» **PROBLEM DETAILS**: Output each line of the listing exactly, though pictures are not to appear.

» **SOURCE MATERIAL**:
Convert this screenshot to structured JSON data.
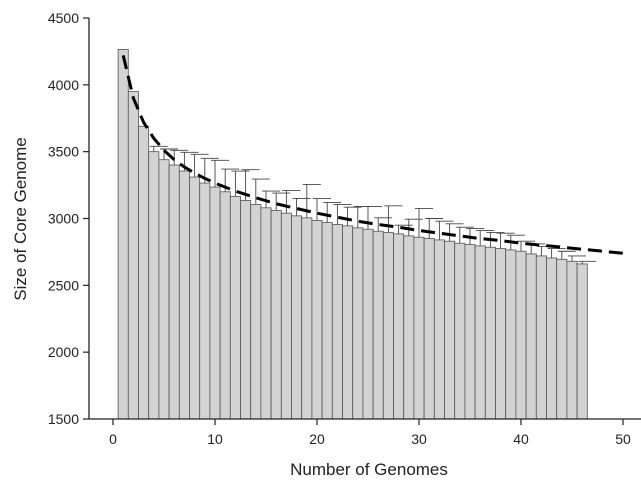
{
  "chart_data": {
    "type": "bar",
    "title": "",
    "xlabel": "Number of Genomes",
    "ylabel": "Size of Core Genome",
    "xlim": [
      -5,
      50
    ],
    "ylim": [
      1500,
      4500
    ],
    "xticks": [
      0,
      10,
      20,
      30,
      40,
      50
    ],
    "yticks": [
      1500,
      2000,
      2500,
      3000,
      3500,
      4000,
      4500
    ],
    "grid": false,
    "legend": "none",
    "bar_color": "#d3d3d3",
    "series": [
      {
        "type": "bar",
        "x": [
          1,
          2,
          3,
          4,
          5,
          6,
          7,
          8,
          9,
          10,
          11,
          12,
          13,
          14,
          15,
          16,
          17,
          18,
          19,
          20,
          21,
          22,
          23,
          24,
          25,
          26,
          27,
          28,
          29,
          30,
          31,
          32,
          33,
          34,
          35,
          36,
          37,
          38,
          39,
          40,
          41,
          42,
          43,
          44,
          45,
          46
        ],
        "values": [
          4265,
          3950,
          3690,
          3500,
          3440,
          3400,
          3355,
          3310,
          3265,
          3235,
          3200,
          3165,
          3135,
          3105,
          3080,
          3060,
          3040,
          3020,
          3005,
          2985,
          2970,
          2955,
          2945,
          2930,
          2920,
          2905,
          2895,
          2885,
          2870,
          2860,
          2850,
          2840,
          2830,
          2815,
          2805,
          2795,
          2785,
          2775,
          2765,
          2755,
          2735,
          2720,
          2705,
          2695,
          2680,
          2660
        ],
        "errors": [
          0,
          0,
          0,
          40,
          80,
          110,
          140,
          170,
          185,
          200,
          170,
          190,
          230,
          190,
          125,
          130,
          170,
          130,
          250,
          165,
          150,
          150,
          140,
          160,
          170,
          100,
          200,
          65,
          125,
          215,
          150,
          140,
          130,
          120,
          120,
          115,
          110,
          115,
          110,
          75,
          75,
          70,
          70,
          60,
          40,
          20
        ]
      },
      {
        "type": "line",
        "style": "dashed",
        "color": "#000000",
        "x": [
          1,
          2,
          3,
          4,
          5,
          6,
          7,
          8,
          9,
          10,
          12,
          14,
          16,
          18,
          20,
          22,
          24,
          26,
          28,
          30,
          32,
          34,
          36,
          38,
          40,
          42,
          44,
          46,
          48,
          50
        ],
        "values": [
          4220,
          3900,
          3720,
          3600,
          3510,
          3440,
          3385,
          3340,
          3300,
          3265,
          3205,
          3155,
          3110,
          3075,
          3040,
          3010,
          2980,
          2955,
          2935,
          2910,
          2890,
          2870,
          2850,
          2835,
          2815,
          2800,
          2785,
          2770,
          2755,
          2740
        ]
      }
    ]
  }
}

» **ANSWER AREA**:
Convert this screenshot to structured JSON data.
{
  "chart_data": {
    "type": "bar",
    "title": "",
    "xlabel": "Number of Genomes",
    "ylabel": "Size of Core Genome",
    "xlim": [
      -5,
      50
    ],
    "ylim": [
      1500,
      4500
    ],
    "xticks": [
      0,
      10,
      20,
      30,
      40,
      50
    ],
    "yticks": [
      1500,
      2000,
      2500,
      3000,
      3500,
      4000,
      4500
    ],
    "grid": false,
    "legend": "none",
    "bar_color": "#d3d3d3",
    "series": [
      {
        "type": "bar",
        "x": [
          1,
          2,
          3,
          4,
          5,
          6,
          7,
          8,
          9,
          10,
          11,
          12,
          13,
          14,
          15,
          16,
          17,
          18,
          19,
          20,
          21,
          22,
          23,
          24,
          25,
          26,
          27,
          28,
          29,
          30,
          31,
          32,
          33,
          34,
          35,
          36,
          37,
          38,
          39,
          40,
          41,
          42,
          43,
          44,
          45,
          46
        ],
        "values": [
          4265,
          3950,
          3690,
          3500,
          3440,
          3400,
          3355,
          3310,
          3265,
          3235,
          3200,
          3165,
          3135,
          3105,
          3080,
          3060,
          3040,
          3020,
          3005,
          2985,
          2970,
          2955,
          2945,
          2930,
          2920,
          2905,
          2895,
          2885,
          2870,
          2860,
          2850,
          2840,
          2830,
          2815,
          2805,
          2795,
          2785,
          2775,
          2765,
          2755,
          2735,
          2720,
          2705,
          2695,
          2680,
          2660
        ],
        "errors": [
          0,
          0,
          0,
          40,
          80,
          110,
          140,
          170,
          185,
          200,
          170,
          190,
          230,
          190,
          125,
          130,
          170,
          130,
          250,
          165,
          150,
          150,
          140,
          160,
          170,
          100,
          200,
          65,
          125,
          215,
          150,
          140,
          130,
          120,
          120,
          115,
          110,
          115,
          110,
          75,
          75,
          70,
          70,
          60,
          40,
          20
        ]
      },
      {
        "type": "line",
        "style": "dashed",
        "color": "#000000",
        "x": [
          1,
          2,
          3,
          4,
          5,
          6,
          7,
          8,
          9,
          10,
          12,
          14,
          16,
          18,
          20,
          22,
          24,
          26,
          28,
          30,
          32,
          34,
          36,
          38,
          40,
          42,
          44,
          46,
          48,
          50
        ],
        "values": [
          4220,
          3900,
          3720,
          3600,
          3510,
          3440,
          3385,
          3340,
          3300,
          3265,
          3205,
          3155,
          3110,
          3075,
          3040,
          3010,
          2980,
          2955,
          2935,
          2910,
          2890,
          2870,
          2850,
          2835,
          2815,
          2800,
          2785,
          2770,
          2755,
          2740
        ]
      }
    ]
  }
}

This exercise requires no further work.